**YOUR INSTRUCTIONS:** Search the listing below for the string "center" and show each line that contains it.

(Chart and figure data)
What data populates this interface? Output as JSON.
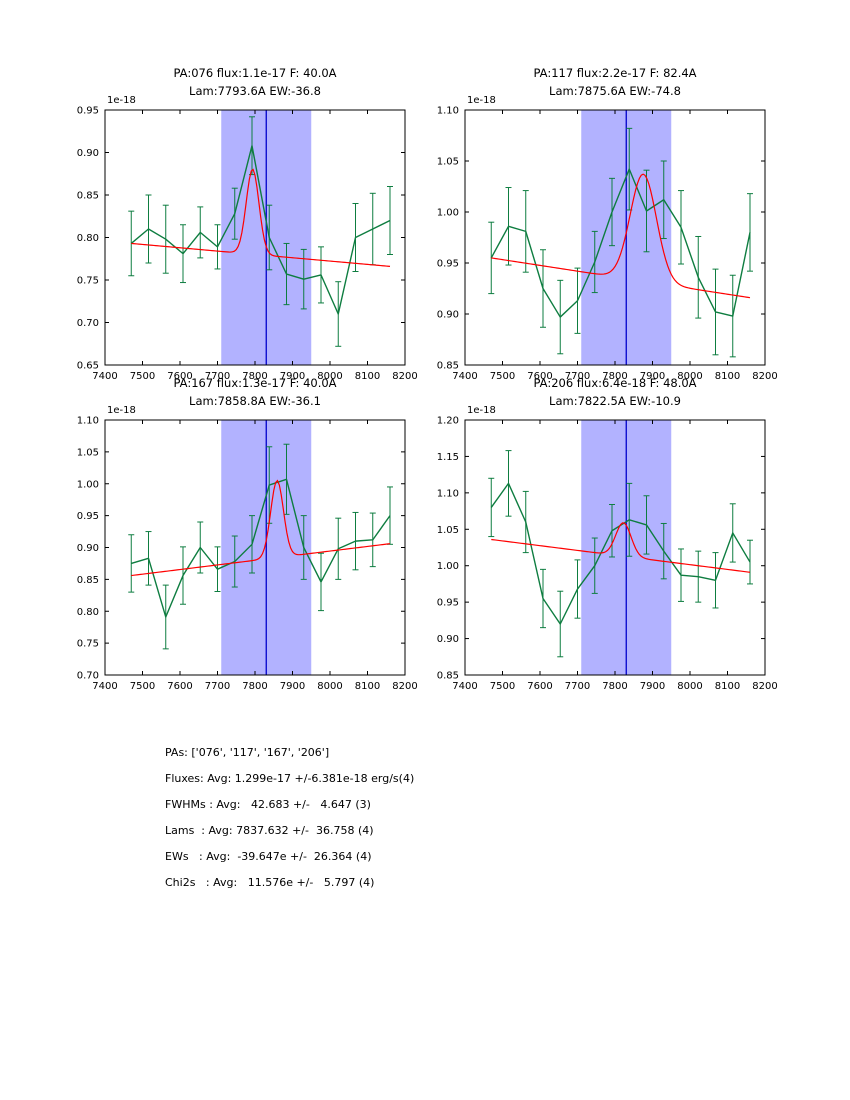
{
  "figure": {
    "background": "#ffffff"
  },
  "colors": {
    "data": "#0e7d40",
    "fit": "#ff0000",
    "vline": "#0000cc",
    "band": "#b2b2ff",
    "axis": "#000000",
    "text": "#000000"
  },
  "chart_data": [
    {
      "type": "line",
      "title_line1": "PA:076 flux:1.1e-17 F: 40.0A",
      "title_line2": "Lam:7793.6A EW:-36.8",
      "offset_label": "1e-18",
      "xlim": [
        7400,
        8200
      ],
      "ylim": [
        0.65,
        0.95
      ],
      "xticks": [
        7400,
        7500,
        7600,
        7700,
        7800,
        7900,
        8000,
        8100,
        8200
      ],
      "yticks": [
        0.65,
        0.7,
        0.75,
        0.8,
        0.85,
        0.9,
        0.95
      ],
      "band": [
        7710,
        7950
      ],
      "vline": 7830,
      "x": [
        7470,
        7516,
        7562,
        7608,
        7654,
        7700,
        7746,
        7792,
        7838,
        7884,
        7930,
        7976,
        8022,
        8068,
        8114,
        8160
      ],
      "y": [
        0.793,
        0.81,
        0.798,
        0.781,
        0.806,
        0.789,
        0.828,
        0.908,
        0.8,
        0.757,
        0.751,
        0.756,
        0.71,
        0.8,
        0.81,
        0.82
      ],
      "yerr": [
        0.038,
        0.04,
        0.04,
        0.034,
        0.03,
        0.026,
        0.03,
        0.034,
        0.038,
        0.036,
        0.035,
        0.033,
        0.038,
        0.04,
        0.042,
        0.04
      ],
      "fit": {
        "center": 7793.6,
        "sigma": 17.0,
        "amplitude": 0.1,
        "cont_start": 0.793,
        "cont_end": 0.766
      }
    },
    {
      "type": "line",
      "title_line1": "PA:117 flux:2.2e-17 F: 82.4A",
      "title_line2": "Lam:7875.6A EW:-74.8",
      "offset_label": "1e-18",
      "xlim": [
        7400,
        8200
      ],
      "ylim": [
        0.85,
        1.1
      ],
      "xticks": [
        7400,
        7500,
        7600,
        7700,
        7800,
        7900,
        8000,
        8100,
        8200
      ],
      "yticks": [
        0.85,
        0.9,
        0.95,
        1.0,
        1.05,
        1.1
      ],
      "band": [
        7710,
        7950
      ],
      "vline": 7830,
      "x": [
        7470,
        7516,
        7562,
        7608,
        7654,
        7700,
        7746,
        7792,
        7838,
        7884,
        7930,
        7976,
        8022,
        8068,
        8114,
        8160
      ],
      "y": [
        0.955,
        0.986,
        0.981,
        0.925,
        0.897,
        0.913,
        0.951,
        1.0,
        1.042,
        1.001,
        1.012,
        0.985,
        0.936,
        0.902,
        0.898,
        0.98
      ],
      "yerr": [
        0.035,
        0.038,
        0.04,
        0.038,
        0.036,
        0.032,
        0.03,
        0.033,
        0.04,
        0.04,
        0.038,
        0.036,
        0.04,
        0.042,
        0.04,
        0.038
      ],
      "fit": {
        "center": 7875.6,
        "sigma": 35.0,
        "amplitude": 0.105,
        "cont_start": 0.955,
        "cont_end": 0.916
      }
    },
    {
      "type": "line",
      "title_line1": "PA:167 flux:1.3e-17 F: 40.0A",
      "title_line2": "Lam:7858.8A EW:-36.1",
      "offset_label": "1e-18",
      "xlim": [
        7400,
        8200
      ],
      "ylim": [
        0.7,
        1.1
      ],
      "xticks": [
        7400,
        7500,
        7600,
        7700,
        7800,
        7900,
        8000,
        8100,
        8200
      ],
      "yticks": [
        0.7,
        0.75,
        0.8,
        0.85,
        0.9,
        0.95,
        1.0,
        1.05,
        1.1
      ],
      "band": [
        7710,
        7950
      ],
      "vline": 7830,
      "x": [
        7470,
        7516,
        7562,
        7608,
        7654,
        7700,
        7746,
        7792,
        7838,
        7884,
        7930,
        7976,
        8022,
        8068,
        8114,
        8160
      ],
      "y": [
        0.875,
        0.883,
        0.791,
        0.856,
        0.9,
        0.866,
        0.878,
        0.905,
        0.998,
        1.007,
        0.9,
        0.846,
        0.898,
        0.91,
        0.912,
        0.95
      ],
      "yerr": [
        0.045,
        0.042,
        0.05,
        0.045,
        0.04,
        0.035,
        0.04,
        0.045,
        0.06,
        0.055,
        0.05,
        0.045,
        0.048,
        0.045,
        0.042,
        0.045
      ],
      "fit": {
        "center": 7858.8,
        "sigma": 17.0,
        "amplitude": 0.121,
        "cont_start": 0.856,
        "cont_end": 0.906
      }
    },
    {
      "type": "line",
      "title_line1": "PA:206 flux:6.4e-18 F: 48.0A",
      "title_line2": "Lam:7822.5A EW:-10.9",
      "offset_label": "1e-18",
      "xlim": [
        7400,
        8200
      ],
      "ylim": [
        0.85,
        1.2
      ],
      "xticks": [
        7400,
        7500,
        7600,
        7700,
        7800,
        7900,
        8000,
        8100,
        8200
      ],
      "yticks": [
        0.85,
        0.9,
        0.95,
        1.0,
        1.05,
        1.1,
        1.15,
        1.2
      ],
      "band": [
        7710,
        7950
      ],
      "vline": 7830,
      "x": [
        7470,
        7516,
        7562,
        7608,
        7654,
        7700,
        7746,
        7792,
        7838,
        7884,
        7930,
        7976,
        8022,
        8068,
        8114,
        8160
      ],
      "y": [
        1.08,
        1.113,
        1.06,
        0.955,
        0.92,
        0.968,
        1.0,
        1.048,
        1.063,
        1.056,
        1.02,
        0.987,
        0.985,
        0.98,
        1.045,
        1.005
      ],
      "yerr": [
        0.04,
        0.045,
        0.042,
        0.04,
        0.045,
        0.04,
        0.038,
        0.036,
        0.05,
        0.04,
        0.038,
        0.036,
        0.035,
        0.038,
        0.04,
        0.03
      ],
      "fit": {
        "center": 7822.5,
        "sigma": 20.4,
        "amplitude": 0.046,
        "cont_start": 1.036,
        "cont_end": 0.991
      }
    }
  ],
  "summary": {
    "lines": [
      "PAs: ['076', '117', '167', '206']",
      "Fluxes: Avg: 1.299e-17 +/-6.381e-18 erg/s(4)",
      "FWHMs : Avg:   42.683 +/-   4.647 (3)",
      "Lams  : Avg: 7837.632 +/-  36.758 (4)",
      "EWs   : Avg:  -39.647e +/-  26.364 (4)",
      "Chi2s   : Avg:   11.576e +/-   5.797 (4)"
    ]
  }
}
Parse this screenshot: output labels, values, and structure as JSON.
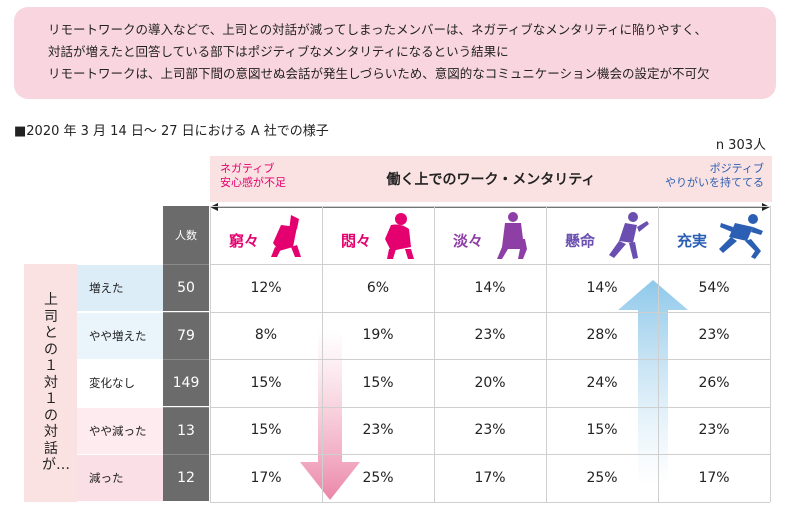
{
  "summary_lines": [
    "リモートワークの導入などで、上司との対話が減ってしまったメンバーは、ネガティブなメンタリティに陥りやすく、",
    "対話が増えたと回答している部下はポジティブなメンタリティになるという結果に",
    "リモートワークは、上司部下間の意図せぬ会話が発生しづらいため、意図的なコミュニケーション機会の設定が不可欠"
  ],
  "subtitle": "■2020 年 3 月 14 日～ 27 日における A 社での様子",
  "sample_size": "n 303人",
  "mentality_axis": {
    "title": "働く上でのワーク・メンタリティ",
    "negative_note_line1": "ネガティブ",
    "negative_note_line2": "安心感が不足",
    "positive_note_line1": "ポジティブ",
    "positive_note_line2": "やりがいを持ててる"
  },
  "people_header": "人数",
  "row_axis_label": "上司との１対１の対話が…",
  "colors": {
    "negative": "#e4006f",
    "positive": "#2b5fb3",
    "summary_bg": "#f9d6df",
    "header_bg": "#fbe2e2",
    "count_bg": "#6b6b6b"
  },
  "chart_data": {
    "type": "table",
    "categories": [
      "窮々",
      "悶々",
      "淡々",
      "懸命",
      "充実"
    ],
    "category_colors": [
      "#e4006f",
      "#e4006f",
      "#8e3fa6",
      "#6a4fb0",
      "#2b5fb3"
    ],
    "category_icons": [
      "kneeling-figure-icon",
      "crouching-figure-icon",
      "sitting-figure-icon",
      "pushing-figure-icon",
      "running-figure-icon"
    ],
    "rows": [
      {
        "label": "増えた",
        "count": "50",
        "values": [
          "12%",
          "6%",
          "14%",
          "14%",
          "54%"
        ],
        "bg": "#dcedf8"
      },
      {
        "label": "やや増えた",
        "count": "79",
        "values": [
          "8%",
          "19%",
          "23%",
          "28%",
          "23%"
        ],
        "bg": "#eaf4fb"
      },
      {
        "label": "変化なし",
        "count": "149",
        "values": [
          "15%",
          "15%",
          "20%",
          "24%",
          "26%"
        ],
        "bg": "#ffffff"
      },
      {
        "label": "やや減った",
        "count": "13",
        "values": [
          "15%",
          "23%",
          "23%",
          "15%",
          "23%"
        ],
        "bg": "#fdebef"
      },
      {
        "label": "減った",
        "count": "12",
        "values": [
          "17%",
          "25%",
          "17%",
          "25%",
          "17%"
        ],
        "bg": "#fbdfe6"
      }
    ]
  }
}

**OUTPUT OF THE TASK:**
        "center": 7793.6,
        "center": 7875.6,
        "center": 7858.8,
        "center": 7822.5,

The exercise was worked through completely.